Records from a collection
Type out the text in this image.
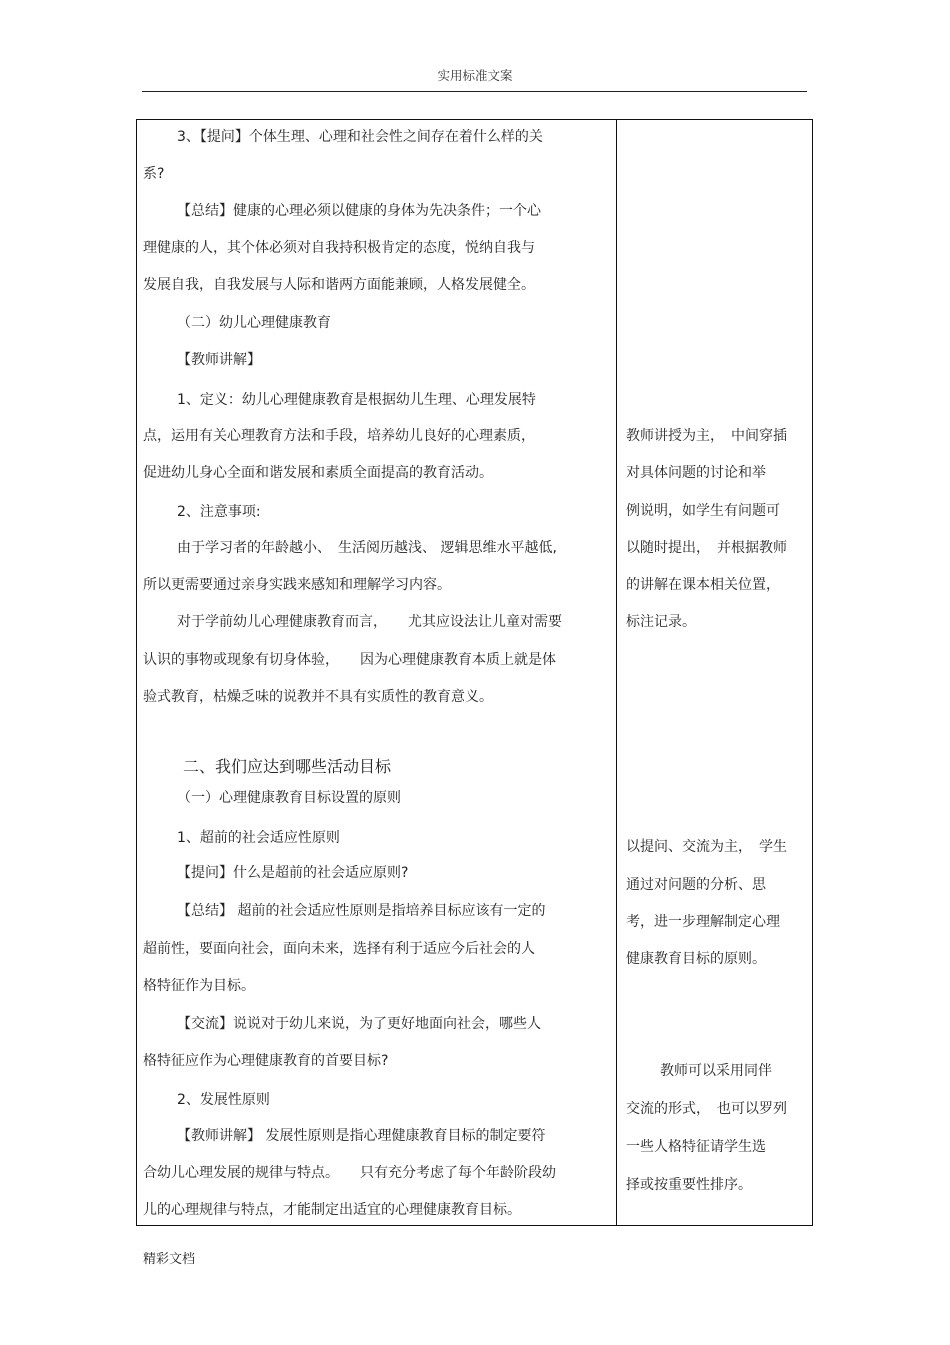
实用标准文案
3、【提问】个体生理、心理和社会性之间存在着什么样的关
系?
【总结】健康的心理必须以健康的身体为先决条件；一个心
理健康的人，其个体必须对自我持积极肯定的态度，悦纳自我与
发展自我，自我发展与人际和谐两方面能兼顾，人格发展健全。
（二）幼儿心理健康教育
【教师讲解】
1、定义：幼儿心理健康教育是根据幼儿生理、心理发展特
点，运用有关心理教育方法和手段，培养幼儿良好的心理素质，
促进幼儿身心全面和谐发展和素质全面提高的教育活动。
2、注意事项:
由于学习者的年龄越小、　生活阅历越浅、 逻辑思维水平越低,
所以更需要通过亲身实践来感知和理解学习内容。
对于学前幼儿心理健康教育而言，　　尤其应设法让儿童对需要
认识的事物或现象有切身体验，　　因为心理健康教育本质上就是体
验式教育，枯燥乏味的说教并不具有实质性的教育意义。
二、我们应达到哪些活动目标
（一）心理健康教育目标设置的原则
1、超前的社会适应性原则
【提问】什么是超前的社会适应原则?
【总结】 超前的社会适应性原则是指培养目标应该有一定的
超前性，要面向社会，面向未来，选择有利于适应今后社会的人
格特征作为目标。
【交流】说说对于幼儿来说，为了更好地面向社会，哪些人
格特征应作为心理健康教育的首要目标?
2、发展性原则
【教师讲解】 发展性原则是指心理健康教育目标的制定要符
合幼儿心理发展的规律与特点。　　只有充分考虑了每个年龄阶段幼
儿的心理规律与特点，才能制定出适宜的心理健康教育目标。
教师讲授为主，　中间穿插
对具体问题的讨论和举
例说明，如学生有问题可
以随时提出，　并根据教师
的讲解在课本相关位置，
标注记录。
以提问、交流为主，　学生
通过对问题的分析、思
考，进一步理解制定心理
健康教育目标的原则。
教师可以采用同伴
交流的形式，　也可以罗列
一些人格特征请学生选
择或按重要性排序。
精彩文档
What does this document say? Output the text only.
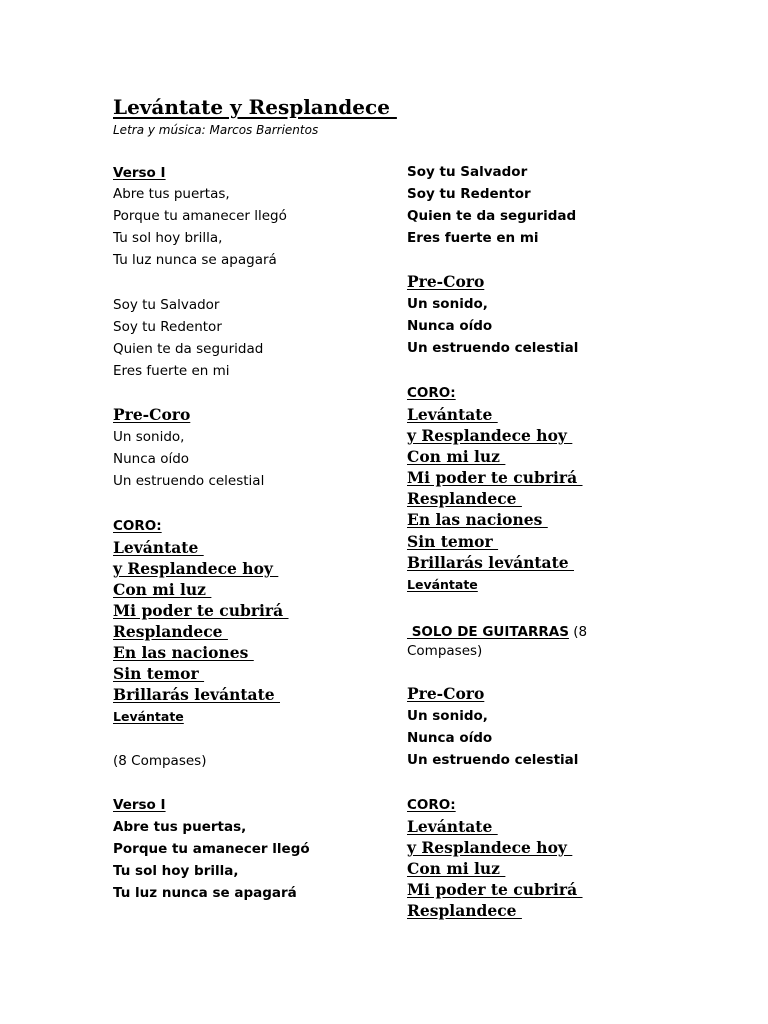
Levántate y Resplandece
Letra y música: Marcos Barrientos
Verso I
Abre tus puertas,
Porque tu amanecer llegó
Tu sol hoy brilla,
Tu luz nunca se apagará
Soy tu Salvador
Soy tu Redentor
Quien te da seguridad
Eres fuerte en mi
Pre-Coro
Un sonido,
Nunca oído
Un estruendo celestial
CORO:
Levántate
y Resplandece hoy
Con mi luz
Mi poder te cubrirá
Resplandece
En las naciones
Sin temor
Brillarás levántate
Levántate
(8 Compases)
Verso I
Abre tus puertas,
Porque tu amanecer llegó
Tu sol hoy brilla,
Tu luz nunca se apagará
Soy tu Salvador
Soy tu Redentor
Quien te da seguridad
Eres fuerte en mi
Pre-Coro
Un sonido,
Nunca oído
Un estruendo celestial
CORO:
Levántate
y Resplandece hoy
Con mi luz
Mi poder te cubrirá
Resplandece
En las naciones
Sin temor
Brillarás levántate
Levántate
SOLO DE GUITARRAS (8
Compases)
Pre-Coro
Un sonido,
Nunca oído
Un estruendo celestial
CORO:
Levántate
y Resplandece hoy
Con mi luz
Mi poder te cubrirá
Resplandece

→ TASK PROMPT
What is the number of lines that hold the string "this"? Give it alone.

→ SOLUTION BELOW
2